§ Given data:
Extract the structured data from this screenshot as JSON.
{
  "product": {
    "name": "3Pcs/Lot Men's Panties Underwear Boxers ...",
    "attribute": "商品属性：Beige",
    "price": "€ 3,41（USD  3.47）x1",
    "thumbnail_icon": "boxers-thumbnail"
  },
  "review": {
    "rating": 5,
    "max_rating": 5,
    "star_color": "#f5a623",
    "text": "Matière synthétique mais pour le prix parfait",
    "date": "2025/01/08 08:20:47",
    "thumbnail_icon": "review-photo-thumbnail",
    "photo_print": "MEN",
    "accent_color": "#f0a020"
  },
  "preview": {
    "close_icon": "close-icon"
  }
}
...
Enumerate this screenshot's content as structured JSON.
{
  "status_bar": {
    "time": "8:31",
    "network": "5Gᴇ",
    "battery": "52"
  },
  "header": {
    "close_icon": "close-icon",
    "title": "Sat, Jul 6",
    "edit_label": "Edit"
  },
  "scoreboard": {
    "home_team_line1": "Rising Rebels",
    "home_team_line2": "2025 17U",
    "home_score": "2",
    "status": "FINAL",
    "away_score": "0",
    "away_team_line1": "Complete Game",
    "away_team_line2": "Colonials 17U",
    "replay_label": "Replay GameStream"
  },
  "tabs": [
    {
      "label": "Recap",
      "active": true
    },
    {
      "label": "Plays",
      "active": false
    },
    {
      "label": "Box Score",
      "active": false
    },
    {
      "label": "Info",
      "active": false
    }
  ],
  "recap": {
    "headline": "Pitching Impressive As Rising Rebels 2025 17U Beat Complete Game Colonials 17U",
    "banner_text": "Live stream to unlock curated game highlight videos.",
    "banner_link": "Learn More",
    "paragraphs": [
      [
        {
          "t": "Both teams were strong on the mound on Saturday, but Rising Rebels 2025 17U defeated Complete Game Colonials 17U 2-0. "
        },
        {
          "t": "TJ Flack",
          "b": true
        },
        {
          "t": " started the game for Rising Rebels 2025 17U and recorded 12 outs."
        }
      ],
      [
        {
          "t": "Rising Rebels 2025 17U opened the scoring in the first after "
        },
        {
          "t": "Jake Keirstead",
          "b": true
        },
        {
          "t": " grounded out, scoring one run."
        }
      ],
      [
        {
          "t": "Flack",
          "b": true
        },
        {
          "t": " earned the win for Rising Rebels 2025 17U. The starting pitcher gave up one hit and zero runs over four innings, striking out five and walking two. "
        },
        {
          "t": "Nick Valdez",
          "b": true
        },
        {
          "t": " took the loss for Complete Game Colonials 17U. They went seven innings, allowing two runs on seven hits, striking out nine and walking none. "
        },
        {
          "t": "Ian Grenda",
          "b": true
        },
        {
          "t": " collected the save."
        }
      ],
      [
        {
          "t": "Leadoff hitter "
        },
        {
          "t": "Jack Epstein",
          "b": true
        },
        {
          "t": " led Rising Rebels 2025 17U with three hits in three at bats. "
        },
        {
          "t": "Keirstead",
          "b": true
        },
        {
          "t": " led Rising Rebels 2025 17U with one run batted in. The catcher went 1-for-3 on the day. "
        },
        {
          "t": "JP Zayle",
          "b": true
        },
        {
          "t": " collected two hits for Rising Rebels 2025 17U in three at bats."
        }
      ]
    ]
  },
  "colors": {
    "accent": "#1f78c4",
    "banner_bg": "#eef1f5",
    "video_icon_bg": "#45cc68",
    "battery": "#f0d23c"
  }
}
* * *
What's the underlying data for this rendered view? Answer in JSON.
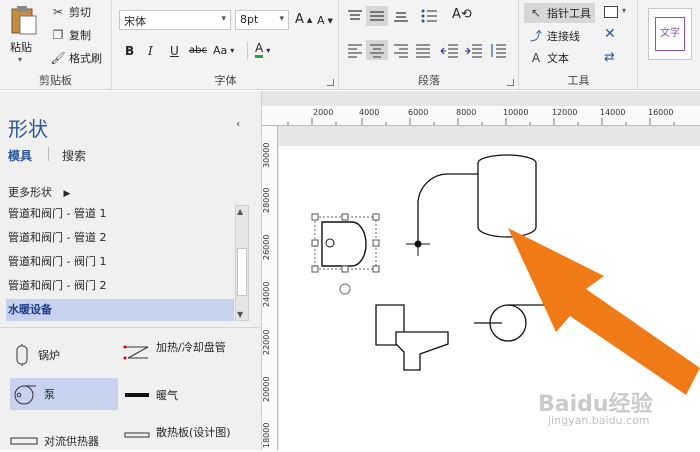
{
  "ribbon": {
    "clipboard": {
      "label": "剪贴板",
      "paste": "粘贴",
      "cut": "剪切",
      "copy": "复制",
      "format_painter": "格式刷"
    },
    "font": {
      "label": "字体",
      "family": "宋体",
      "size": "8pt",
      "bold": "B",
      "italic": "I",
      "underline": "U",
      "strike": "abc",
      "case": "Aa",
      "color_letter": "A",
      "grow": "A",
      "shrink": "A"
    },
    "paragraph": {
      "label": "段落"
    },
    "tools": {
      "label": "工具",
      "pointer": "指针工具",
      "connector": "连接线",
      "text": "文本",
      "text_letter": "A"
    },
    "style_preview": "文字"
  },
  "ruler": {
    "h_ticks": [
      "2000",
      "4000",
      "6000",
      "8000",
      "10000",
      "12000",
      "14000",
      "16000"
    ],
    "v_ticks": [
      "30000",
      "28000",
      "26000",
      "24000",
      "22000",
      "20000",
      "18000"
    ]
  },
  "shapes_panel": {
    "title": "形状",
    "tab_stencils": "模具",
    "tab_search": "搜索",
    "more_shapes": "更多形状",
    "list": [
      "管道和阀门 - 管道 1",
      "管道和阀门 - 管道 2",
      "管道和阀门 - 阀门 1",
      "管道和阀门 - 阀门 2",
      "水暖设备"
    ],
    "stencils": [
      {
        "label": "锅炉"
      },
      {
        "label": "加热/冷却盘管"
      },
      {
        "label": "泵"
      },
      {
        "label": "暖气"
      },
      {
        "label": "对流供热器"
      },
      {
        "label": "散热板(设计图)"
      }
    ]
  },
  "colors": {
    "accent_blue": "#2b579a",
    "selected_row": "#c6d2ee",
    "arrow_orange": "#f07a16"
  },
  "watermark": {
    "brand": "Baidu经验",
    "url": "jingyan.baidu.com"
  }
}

§ Task objective: Collect each line holding the string "JSON".

§ Solution for this problem:
Extract the structured data from this screenshot as JSON.
Enumerate this screenshot's content as structured JSON.
What's the underlying data for this rendered view? Answer in JSON.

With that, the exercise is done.